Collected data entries
***
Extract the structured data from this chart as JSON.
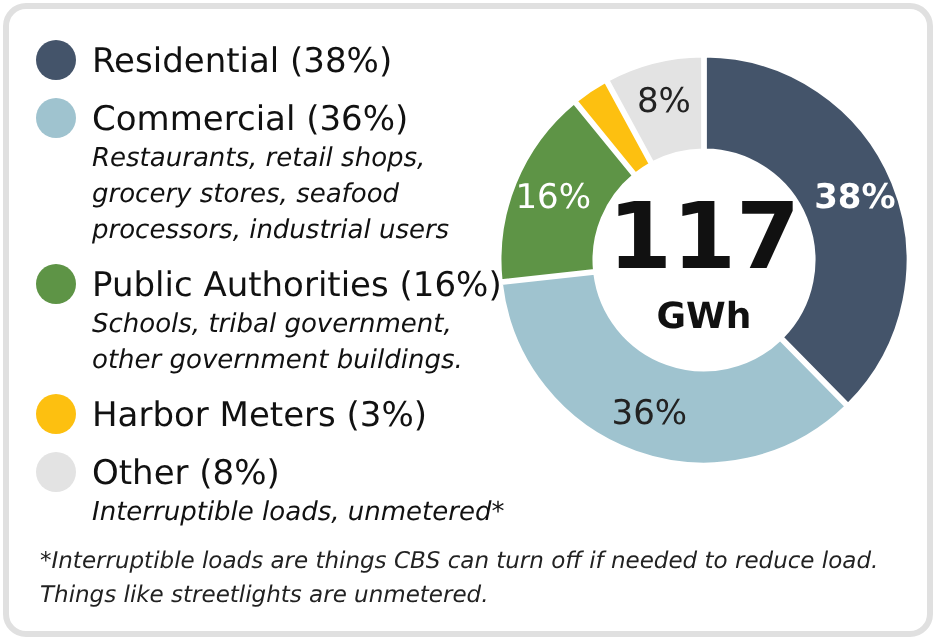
{
  "chart_data": {
    "type": "donut",
    "title": "117",
    "subtitle": "GWh",
    "categories": [
      "Residential (38%)",
      "Commercial (36%)",
      "Public Authorities (16%)",
      "Harbor Meters (3%)",
      "Other (8%)"
    ],
    "values": [
      38,
      36,
      16,
      3,
      8
    ],
    "colors": [
      "#44546a",
      "#9fc3cf",
      "#5e9446",
      "#fdc010",
      "#e3e3e3"
    ],
    "value_labels": [
      "38%",
      "36%",
      "16%",
      null,
      "8%"
    ],
    "legend": "left",
    "annotations": [
      "Restaurants, retail shops, grocery stores, seafood processors, industrial users",
      "Schools, tribal government, other government buildings.",
      "Interruptible loads, unmetered*",
      "*Interruptible loads are things CBS can turn off if needed to reduce load. Things like streetlights are unmetered."
    ]
  }
}
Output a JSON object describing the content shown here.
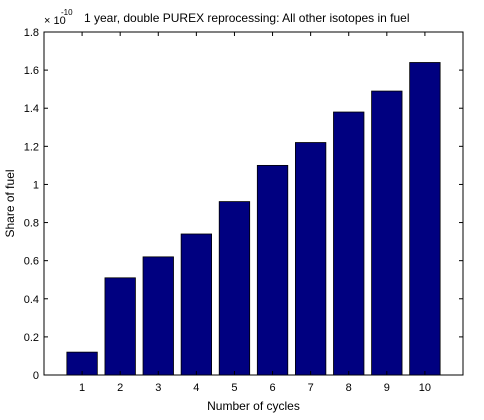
{
  "chart_data": {
    "type": "bar",
    "title": "1 year, double PUREX reprocessing: All other isotopes in fuel",
    "xlabel": "Number of cycles",
    "ylabel": "Share of fuel",
    "y_multiplier": {
      "base": "× 10",
      "exponent": "-10"
    },
    "categories": [
      "1",
      "2",
      "3",
      "4",
      "5",
      "6",
      "7",
      "8",
      "9",
      "10"
    ],
    "values": [
      0.12,
      0.51,
      0.62,
      0.74,
      0.91,
      1.1,
      1.22,
      1.38,
      1.49,
      1.64
    ],
    "ylim": [
      0,
      1.8
    ],
    "yticks": [
      0,
      0.2,
      0.4,
      0.6,
      0.8,
      1,
      1.2,
      1.4,
      1.6,
      1.8
    ],
    "ytick_labels": [
      "0",
      "0.2",
      "0.4",
      "0.6",
      "0.8",
      "1",
      "1.2",
      "1.4",
      "1.6",
      "1.8"
    ],
    "xlim": [
      0,
      11
    ],
    "grid": false,
    "colors": {
      "bar": "#000080",
      "axes": "#000000",
      "background": "#ffffff"
    }
  }
}
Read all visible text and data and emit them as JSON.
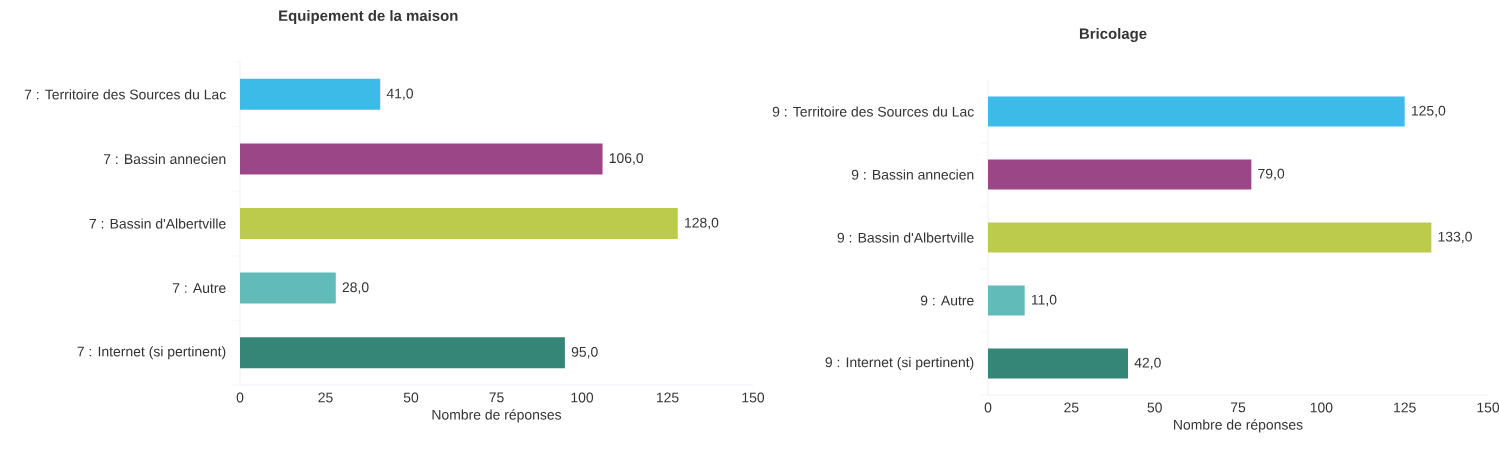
{
  "chart_data": [
    {
      "type": "bar",
      "orientation": "horizontal",
      "title": "Equipement de la maison",
      "xlabel": "Nombre de réponses",
      "categories": [
        "7 : Territoire des Sources du Lac",
        "7 : Bassin annecien",
        "7 : Bassin d'Albertville",
        "7 : Autre",
        "7 : Internet (si pertinent)"
      ],
      "values": [
        41,
        106,
        128,
        28,
        95
      ],
      "value_labels": [
        "41,0",
        "106,0",
        "128,0",
        "28,0",
        "95,0"
      ],
      "colors": [
        "#3dbbe8",
        "#9b4687",
        "#bccb4c",
        "#60bbb9",
        "#358676"
      ],
      "xlim": [
        0,
        150
      ],
      "xticks": [
        0,
        25,
        50,
        75,
        100,
        125,
        150
      ]
    },
    {
      "type": "bar",
      "orientation": "horizontal",
      "title": "Bricolage",
      "xlabel": "Nombre de réponses",
      "categories": [
        "9 : Territoire des Sources du Lac",
        "9 : Bassin annecien",
        "9 : Bassin d'Albertville",
        "9 : Autre",
        "9 : Internet (si pertinent)"
      ],
      "values": [
        125,
        79,
        133,
        11,
        42
      ],
      "value_labels": [
        "125,0",
        "79,0",
        "133,0",
        "11,0",
        "42,0"
      ],
      "colors": [
        "#3dbbe8",
        "#9b4687",
        "#bccb4c",
        "#60bbb9",
        "#358676"
      ],
      "xlim": [
        0,
        150
      ],
      "xticks": [
        0,
        25,
        50,
        75,
        100,
        125,
        150
      ]
    }
  ]
}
***
YOUR OBJECTIVE: Write out each line again precisely as it appears, skipping every picture.

RESULT:
Extract the structured data from this chart as JSON.
{
  "chart_data": {
    "type": "donut",
    "title": "117",
    "subtitle": "GWh",
    "categories": [
      "Residential (38%)",
      "Commercial (36%)",
      "Public Authorities (16%)",
      "Harbor Meters (3%)",
      "Other (8%)"
    ],
    "values": [
      38,
      36,
      16,
      3,
      8
    ],
    "colors": [
      "#44546a",
      "#9fc3cf",
      "#5e9446",
      "#fdc010",
      "#e3e3e3"
    ],
    "value_labels": [
      "38%",
      "36%",
      "16%",
      null,
      "8%"
    ],
    "legend": "left",
    "annotations": [
      "Restaurants, retail shops, grocery stores, seafood processors, industrial users",
      "Schools, tribal government, other government buildings.",
      "Interruptible loads, unmetered*",
      "*Interruptible loads are things CBS can turn off if needed to reduce load. Things like streetlights are unmetered."
    ]
  }
}
Output a JSON object describing the content shown here.
{
  "chart_data": {
    "type": "bar",
    "title": "1 year, double PUREX reprocessing: All other isotopes in fuel",
    "xlabel": "Number of cycles",
    "ylabel": "Share of fuel",
    "y_multiplier": {
      "base": "× 10",
      "exponent": "-10"
    },
    "categories": [
      "1",
      "2",
      "3",
      "4",
      "5",
      "6",
      "7",
      "8",
      "9",
      "10"
    ],
    "values": [
      0.12,
      0.51,
      0.62,
      0.74,
      0.91,
      1.1,
      1.22,
      1.38,
      1.49,
      1.64
    ],
    "ylim": [
      0,
      1.8
    ],
    "yticks": [
      0,
      0.2,
      0.4,
      0.6,
      0.8,
      1,
      1.2,
      1.4,
      1.6,
      1.8
    ],
    "ytick_labels": [
      "0",
      "0.2",
      "0.4",
      "0.6",
      "0.8",
      "1",
      "1.2",
      "1.4",
      "1.6",
      "1.8"
    ],
    "xlim": [
      0,
      11
    ],
    "grid": false,
    "colors": {
      "bar": "#000080",
      "axes": "#000000",
      "background": "#ffffff"
    }
  }
}
Read all visible text and data and emit them as JSON.
{
  "chart_data": [
    {
      "type": "bar",
      "orientation": "horizontal",
      "title": "Equipement de la maison",
      "xlabel": "Nombre de réponses",
      "categories": [
        "7 : Territoire des Sources du Lac",
        "7 : Bassin annecien",
        "7 : Bassin d'Albertville",
        "7 : Autre",
        "7 : Internet (si pertinent)"
      ],
      "values": [
        41,
        106,
        128,
        28,
        95
      ],
      "value_labels": [
        "41,0",
        "106,0",
        "128,0",
        "28,0",
        "95,0"
      ],
      "colors": [
        "#3dbbe8",
        "#9b4687",
        "#bccb4c",
        "#60bbb9",
        "#358676"
      ],
      "xlim": [
        0,
        150
      ],
      "xticks": [
        0,
        25,
        50,
        75,
        100,
        125,
        150
      ]
    },
    {
      "type": "bar",
      "orientation": "horizontal",
      "title": "Bricolage",
      "xlabel": "Nombre de réponses",
      "categories": [
        "9 : Territoire des Sources du Lac",
        "9 : Bassin annecien",
        "9 : Bassin d'Albertville",
        "9 : Autre",
        "9 : Internet (si pertinent)"
      ],
      "values": [
        125,
        79,
        133,
        11,
        42
      ],
      "value_labels": [
        "125,0",
        "79,0",
        "133,0",
        "11,0",
        "42,0"
      ],
      "colors": [
        "#3dbbe8",
        "#9b4687",
        "#bccb4c",
        "#60bbb9",
        "#358676"
      ],
      "xlim": [
        0,
        150
      ],
      "xticks": [
        0,
        25,
        50,
        75,
        100,
        125,
        150
      ]
    }
  ]
}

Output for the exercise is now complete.